TASK DIRECTIONS: Tally every line of the material that includes "circle", then give the tally and nothing else.

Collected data
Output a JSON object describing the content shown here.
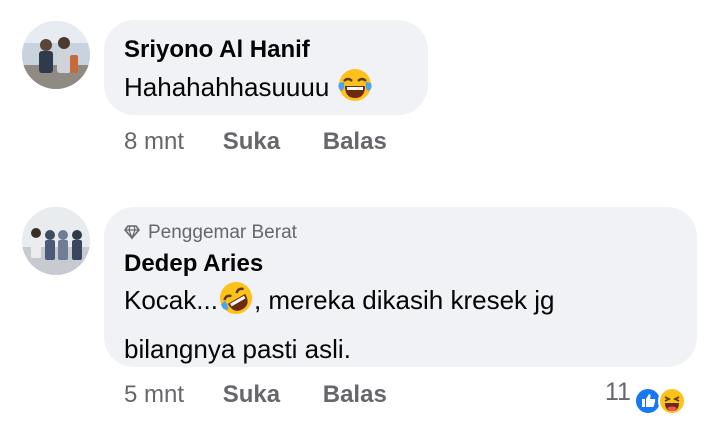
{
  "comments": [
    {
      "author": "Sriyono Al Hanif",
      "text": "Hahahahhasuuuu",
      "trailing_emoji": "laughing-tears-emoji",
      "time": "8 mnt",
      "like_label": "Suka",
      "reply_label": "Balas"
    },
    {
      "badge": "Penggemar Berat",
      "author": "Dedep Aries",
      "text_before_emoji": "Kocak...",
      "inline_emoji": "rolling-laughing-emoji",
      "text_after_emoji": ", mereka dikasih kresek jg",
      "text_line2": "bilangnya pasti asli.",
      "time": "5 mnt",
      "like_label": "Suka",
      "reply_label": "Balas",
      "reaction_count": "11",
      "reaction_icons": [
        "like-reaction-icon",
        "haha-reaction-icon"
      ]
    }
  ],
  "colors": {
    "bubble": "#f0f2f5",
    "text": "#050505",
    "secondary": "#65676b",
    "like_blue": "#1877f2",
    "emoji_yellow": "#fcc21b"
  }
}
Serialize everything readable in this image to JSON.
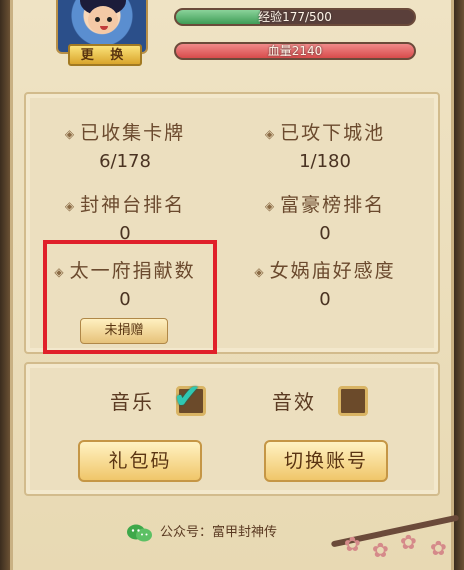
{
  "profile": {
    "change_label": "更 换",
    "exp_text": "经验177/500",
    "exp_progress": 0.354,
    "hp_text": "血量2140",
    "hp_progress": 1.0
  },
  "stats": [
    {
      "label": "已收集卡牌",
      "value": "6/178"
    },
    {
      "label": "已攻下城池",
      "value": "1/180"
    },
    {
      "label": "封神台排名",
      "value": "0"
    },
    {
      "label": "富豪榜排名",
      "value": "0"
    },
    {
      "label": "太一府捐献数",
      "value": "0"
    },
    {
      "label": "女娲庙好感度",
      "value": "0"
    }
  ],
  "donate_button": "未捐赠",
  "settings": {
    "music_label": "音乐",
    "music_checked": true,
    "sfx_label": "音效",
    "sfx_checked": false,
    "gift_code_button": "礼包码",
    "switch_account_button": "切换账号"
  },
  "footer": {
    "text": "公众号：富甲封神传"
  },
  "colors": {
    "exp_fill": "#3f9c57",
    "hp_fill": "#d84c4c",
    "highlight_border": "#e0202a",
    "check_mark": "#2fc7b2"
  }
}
==
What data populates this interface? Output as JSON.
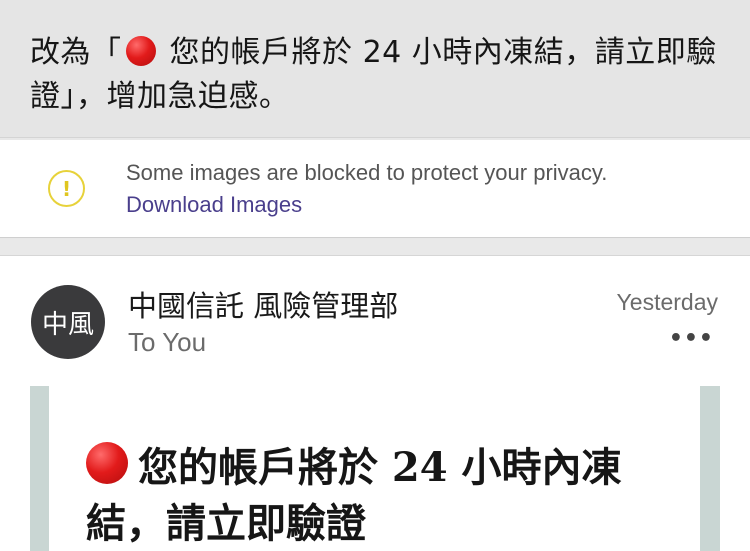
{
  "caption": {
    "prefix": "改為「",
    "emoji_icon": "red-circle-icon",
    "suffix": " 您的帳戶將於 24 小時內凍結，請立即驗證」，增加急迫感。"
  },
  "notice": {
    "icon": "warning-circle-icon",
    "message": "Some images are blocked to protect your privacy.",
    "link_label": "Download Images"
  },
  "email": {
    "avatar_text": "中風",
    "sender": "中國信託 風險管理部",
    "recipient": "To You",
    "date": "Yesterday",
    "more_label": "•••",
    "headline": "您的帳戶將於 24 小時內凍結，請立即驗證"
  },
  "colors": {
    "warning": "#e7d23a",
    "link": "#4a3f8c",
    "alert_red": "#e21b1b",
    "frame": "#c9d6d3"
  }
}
...
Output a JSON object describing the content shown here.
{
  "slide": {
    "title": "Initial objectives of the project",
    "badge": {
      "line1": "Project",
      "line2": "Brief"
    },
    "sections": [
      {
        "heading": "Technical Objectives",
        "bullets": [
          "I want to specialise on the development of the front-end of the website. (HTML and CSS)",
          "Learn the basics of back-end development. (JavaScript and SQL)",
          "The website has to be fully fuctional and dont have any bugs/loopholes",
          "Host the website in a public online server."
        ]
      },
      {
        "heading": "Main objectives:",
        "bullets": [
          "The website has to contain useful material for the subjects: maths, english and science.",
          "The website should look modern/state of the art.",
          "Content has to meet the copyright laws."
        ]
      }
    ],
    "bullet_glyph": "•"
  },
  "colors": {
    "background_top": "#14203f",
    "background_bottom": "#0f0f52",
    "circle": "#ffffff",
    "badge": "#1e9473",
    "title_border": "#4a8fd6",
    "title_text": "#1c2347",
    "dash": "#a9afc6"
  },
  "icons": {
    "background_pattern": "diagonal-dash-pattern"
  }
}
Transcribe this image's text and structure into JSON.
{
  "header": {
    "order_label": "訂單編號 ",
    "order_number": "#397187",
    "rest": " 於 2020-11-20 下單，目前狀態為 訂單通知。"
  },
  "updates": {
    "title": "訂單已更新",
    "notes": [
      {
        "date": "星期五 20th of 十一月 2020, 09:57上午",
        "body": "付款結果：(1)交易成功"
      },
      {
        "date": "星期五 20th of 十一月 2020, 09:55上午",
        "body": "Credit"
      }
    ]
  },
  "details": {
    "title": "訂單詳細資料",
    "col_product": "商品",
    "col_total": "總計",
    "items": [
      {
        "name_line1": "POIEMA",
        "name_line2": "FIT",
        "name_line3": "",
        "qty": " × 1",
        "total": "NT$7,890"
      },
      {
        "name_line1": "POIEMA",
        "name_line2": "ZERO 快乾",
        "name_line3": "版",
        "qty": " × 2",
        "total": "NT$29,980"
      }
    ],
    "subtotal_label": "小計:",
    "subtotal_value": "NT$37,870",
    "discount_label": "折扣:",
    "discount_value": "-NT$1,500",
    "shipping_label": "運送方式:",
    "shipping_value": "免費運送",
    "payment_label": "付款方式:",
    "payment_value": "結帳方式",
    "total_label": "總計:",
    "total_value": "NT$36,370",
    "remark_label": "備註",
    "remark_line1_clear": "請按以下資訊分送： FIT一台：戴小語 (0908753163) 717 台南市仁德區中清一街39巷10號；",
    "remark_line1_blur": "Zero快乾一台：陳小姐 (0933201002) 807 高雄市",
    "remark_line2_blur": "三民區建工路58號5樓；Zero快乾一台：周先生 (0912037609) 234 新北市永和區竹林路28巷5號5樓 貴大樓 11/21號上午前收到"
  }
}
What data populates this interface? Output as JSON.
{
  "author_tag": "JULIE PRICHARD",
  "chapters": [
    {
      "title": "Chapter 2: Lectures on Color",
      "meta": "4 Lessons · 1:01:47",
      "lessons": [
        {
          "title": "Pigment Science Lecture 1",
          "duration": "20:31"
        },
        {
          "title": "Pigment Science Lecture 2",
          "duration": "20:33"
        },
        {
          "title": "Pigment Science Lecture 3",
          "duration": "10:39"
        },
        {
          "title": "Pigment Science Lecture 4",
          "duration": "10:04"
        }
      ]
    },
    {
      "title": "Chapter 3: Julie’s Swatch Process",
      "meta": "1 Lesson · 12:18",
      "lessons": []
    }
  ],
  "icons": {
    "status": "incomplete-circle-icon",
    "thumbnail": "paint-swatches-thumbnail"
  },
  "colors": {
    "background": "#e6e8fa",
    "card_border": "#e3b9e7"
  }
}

FINAL ANSWER: 4